Set exercise. The entries below should be quoted exactly, with no pictures carried over.
○ ○ ○ ○
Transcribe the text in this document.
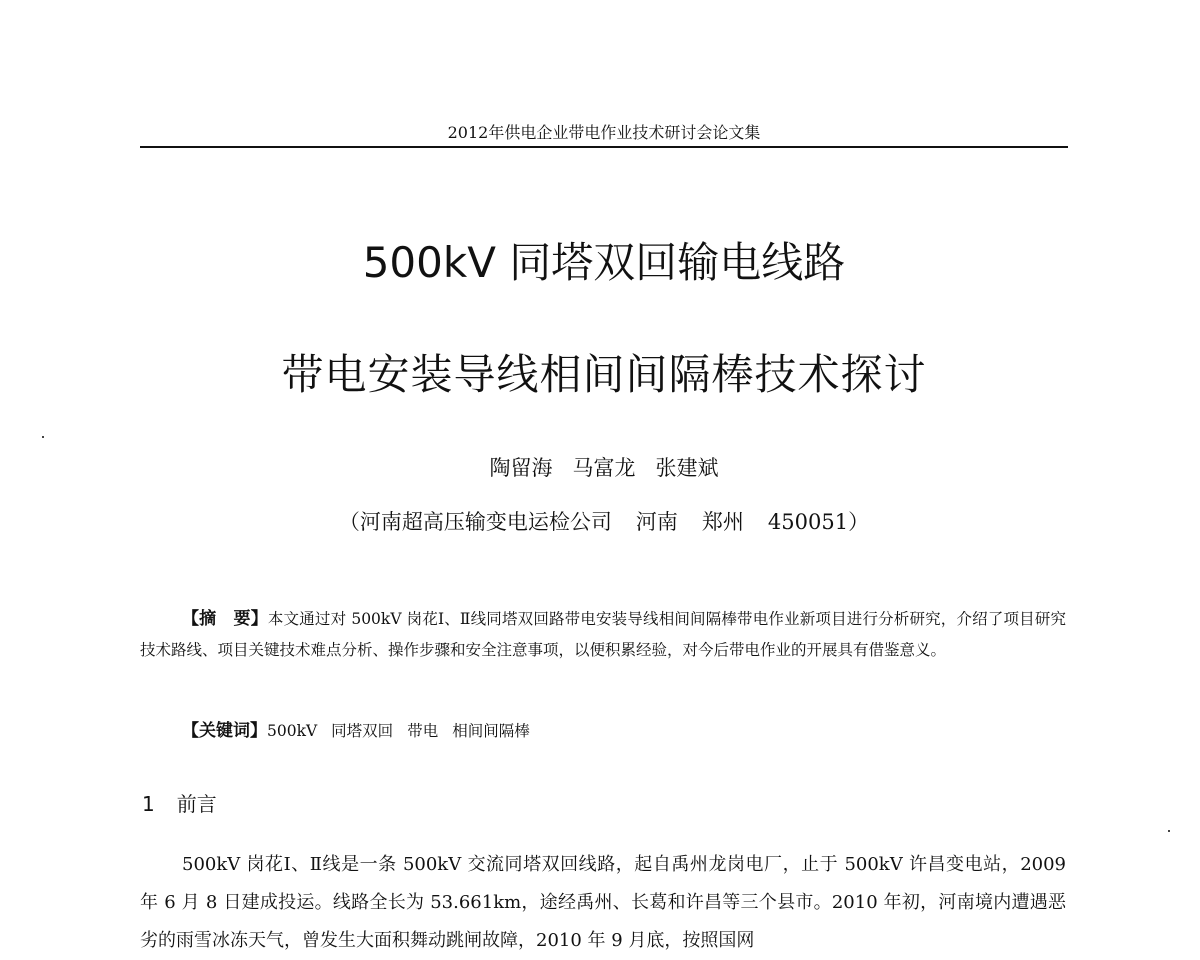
2012年供电企业带电作业技术研讨会论文集
500kV 同塔双回输电线路
带电安装导线相间间隔棒技术探讨
陶留海 马富龙 张建斌
（河南超高压输变电运检公司 河南 郑州 450051）

【摘　要】本文通过对 500kV 岗花Ⅰ、Ⅱ线同塔双回路带电安装导线相间间隔棒带电作业新项目进行分析研究，介绍了项目研究技术路线、项目关键技术难点分析、操作步骤和安全注意事项，以便积累经验，对今后带电作业的开展具有借鉴意义。

【关键词】500kV 同塔双回 带电 相间间隔棒
1 前言

500kV 岗花Ⅰ、Ⅱ线是一条 500kV 交流同塔双回线路，起自禹州龙岗电厂，止于 500kV 许昌变电站，2009 年 6 月 8 日建成投运。线路全长为 53.661km，途经禹州、长葛和许昌等三个县市。2010 年初，河南境内遭遇恶劣的雨雪冰冻天气，曾发生大面积舞动跳闸故障，2010 年 9 月底，按照国网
○ ○ ○ ○
Solution.
Transcribe the text in this document.
2012年供电企业带电作业技术研讨会论文集
500kV 同塔双回输电线路
带电安装导线相间间隔棒技术探讨
陶留海 马富龙 张建斌
（河南超高压输变电运检公司 河南 郑州 450051）

【摘　要】本文通过对 500kV 岗花Ⅰ、Ⅱ线同塔双回路带电安装导线相间间隔棒带电作业新项目进行分析研究，介绍了项目研究技术路线、项目关键技术难点分析、操作步骤和安全注意事项，以便积累经验，对今后带电作业的开展具有借鉴意义。

【关键词】500kV 同塔双回 带电 相间间隔棒
1 前言

500kV 岗花Ⅰ、Ⅱ线是一条 500kV 交流同塔双回线路，起自禹州龙岗电厂，止于 500kV 许昌变电站，2009 年 6 月 8 日建成投运。线路全长为 53.661km，途经禹州、长葛和许昌等三个县市。2010 年初，河南境内遭遇恶劣的雨雪冰冻天气，曾发生大面积舞动跳闸故障，2010 年 9 月底，按照国网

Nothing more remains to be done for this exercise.